- Supplied records
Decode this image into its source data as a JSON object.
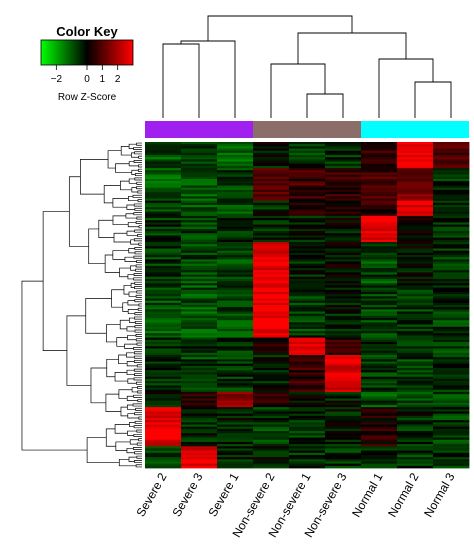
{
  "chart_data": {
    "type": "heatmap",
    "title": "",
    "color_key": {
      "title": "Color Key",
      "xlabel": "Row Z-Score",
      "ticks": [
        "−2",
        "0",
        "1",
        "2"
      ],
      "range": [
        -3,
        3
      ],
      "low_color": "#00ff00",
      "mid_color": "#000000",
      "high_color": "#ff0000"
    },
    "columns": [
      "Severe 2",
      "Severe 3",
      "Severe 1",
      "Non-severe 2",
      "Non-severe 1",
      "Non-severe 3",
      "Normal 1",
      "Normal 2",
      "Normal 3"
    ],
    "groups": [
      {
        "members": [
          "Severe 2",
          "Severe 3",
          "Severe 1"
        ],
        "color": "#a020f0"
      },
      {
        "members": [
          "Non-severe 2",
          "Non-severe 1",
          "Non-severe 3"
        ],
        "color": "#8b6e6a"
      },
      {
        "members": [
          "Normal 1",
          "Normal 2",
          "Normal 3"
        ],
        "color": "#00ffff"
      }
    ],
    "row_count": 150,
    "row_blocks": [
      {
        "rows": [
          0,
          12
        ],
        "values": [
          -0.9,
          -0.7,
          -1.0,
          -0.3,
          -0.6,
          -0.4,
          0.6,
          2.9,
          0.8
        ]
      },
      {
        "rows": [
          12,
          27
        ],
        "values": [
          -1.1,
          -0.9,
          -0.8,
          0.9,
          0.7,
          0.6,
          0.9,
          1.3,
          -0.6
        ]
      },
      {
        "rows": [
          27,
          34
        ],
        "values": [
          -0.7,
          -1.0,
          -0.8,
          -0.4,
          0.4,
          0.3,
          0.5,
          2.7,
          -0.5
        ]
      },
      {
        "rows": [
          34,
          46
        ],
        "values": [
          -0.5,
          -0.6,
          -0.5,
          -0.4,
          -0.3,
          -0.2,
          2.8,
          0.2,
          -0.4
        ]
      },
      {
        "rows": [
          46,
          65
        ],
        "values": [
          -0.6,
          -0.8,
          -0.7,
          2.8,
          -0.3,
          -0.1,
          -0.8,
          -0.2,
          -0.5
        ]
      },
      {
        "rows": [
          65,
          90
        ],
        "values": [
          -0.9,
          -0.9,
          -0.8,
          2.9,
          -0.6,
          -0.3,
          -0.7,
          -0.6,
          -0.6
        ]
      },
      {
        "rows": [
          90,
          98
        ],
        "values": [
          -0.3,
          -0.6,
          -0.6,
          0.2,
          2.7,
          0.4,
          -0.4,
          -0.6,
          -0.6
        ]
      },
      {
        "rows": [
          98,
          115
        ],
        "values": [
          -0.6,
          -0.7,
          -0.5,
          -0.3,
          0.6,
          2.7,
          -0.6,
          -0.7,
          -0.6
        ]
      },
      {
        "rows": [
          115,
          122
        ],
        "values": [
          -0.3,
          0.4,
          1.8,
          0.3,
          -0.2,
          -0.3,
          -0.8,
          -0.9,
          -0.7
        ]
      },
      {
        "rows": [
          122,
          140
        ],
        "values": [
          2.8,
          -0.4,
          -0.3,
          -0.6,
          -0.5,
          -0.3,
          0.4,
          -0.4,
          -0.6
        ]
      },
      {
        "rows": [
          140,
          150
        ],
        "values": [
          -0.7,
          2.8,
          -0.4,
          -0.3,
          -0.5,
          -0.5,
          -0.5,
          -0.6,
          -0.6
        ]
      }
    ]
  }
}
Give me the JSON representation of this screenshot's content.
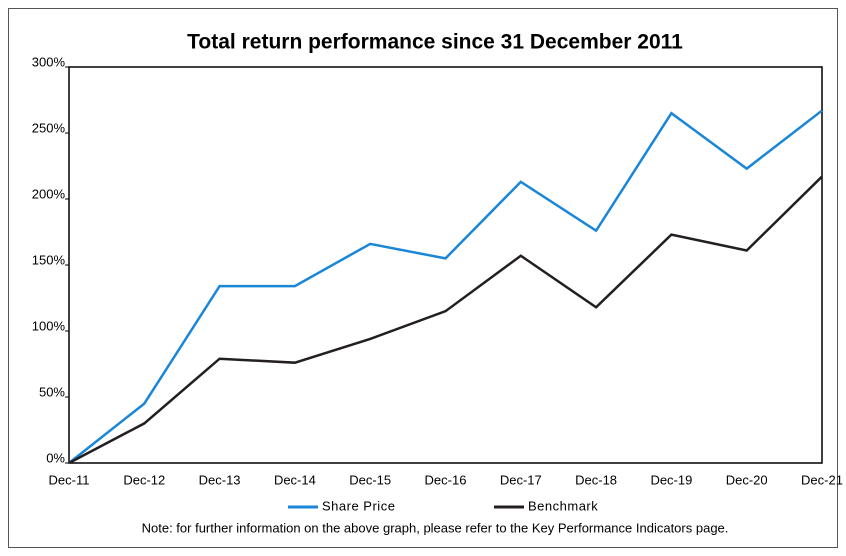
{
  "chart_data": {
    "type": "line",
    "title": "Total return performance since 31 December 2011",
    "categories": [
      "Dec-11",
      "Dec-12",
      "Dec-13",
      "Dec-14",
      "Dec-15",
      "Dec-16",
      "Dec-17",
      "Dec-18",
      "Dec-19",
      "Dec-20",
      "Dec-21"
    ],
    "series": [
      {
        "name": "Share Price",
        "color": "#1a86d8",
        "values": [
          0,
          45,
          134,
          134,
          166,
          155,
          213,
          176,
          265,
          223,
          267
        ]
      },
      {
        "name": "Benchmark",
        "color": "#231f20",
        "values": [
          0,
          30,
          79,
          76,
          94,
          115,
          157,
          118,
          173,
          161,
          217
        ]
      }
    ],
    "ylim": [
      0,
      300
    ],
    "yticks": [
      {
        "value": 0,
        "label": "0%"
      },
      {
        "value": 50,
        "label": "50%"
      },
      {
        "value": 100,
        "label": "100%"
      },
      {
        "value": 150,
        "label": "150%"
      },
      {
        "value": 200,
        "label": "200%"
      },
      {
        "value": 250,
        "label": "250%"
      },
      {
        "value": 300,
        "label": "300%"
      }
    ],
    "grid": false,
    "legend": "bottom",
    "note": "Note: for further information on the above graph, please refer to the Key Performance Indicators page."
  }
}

- Exercise
Output every entry verbatim. Pictures do not belong in the copy.

- Complete response
Decode this image into its source data as a JSON object.
{
  "chart_data": {
    "type": "heatmap",
    "title": "",
    "color_key": {
      "title": "Color Key",
      "xlabel": "Row Z-Score",
      "ticks": [
        "−2",
        "0",
        "1",
        "2"
      ],
      "range": [
        -3,
        3
      ],
      "low_color": "#00ff00",
      "mid_color": "#000000",
      "high_color": "#ff0000"
    },
    "columns": [
      "Severe 2",
      "Severe 3",
      "Severe 1",
      "Non-severe 2",
      "Non-severe 1",
      "Non-severe 3",
      "Normal 1",
      "Normal 2",
      "Normal 3"
    ],
    "groups": [
      {
        "members": [
          "Severe 2",
          "Severe 3",
          "Severe 1"
        ],
        "color": "#a020f0"
      },
      {
        "members": [
          "Non-severe 2",
          "Non-severe 1",
          "Non-severe 3"
        ],
        "color": "#8b6e6a"
      },
      {
        "members": [
          "Normal 1",
          "Normal 2",
          "Normal 3"
        ],
        "color": "#00ffff"
      }
    ],
    "row_count": 150,
    "row_blocks": [
      {
        "rows": [
          0,
          12
        ],
        "values": [
          -0.9,
          -0.7,
          -1.0,
          -0.3,
          -0.6,
          -0.4,
          0.6,
          2.9,
          0.8
        ]
      },
      {
        "rows": [
          12,
          27
        ],
        "values": [
          -1.1,
          -0.9,
          -0.8,
          0.9,
          0.7,
          0.6,
          0.9,
          1.3,
          -0.6
        ]
      },
      {
        "rows": [
          27,
          34
        ],
        "values": [
          -0.7,
          -1.0,
          -0.8,
          -0.4,
          0.4,
          0.3,
          0.5,
          2.7,
          -0.5
        ]
      },
      {
        "rows": [
          34,
          46
        ],
        "values": [
          -0.5,
          -0.6,
          -0.5,
          -0.4,
          -0.3,
          -0.2,
          2.8,
          0.2,
          -0.4
        ]
      },
      {
        "rows": [
          46,
          65
        ],
        "values": [
          -0.6,
          -0.8,
          -0.7,
          2.8,
          -0.3,
          -0.1,
          -0.8,
          -0.2,
          -0.5
        ]
      },
      {
        "rows": [
          65,
          90
        ],
        "values": [
          -0.9,
          -0.9,
          -0.8,
          2.9,
          -0.6,
          -0.3,
          -0.7,
          -0.6,
          -0.6
        ]
      },
      {
        "rows": [
          90,
          98
        ],
        "values": [
          -0.3,
          -0.6,
          -0.6,
          0.2,
          2.7,
          0.4,
          -0.4,
          -0.6,
          -0.6
        ]
      },
      {
        "rows": [
          98,
          115
        ],
        "values": [
          -0.6,
          -0.7,
          -0.5,
          -0.3,
          0.6,
          2.7,
          -0.6,
          -0.7,
          -0.6
        ]
      },
      {
        "rows": [
          115,
          122
        ],
        "values": [
          -0.3,
          0.4,
          1.8,
          0.3,
          -0.2,
          -0.3,
          -0.8,
          -0.9,
          -0.7
        ]
      },
      {
        "rows": [
          122,
          140
        ],
        "values": [
          2.8,
          -0.4,
          -0.3,
          -0.6,
          -0.5,
          -0.3,
          0.4,
          -0.4,
          -0.6
        ]
      },
      {
        "rows": [
          140,
          150
        ],
        "values": [
          -0.7,
          2.8,
          -0.4,
          -0.3,
          -0.5,
          -0.5,
          -0.5,
          -0.6,
          -0.6
        ]
      }
    ]
  }
}
Give me the JSON representation of this screenshot's content.
{
  "chart_data": {
    "type": "line",
    "title": "Total return performance since 31 December 2011",
    "categories": [
      "Dec-11",
      "Dec-12",
      "Dec-13",
      "Dec-14",
      "Dec-15",
      "Dec-16",
      "Dec-17",
      "Dec-18",
      "Dec-19",
      "Dec-20",
      "Dec-21"
    ],
    "series": [
      {
        "name": "Share Price",
        "color": "#1a86d8",
        "values": [
          0,
          45,
          134,
          134,
          166,
          155,
          213,
          176,
          265,
          223,
          267
        ]
      },
      {
        "name": "Benchmark",
        "color": "#231f20",
        "values": [
          0,
          30,
          79,
          76,
          94,
          115,
          157,
          118,
          173,
          161,
          217
        ]
      }
    ],
    "ylim": [
      0,
      300
    ],
    "yticks": [
      {
        "value": 0,
        "label": "0%"
      },
      {
        "value": 50,
        "label": "50%"
      },
      {
        "value": 100,
        "label": "100%"
      },
      {
        "value": 150,
        "label": "150%"
      },
      {
        "value": 200,
        "label": "200%"
      },
      {
        "value": 250,
        "label": "250%"
      },
      {
        "value": 300,
        "label": "300%"
      }
    ],
    "grid": false,
    "legend": "bottom",
    "note": "Note: for further information on the above graph, please refer to the Key Performance Indicators page."
  }
}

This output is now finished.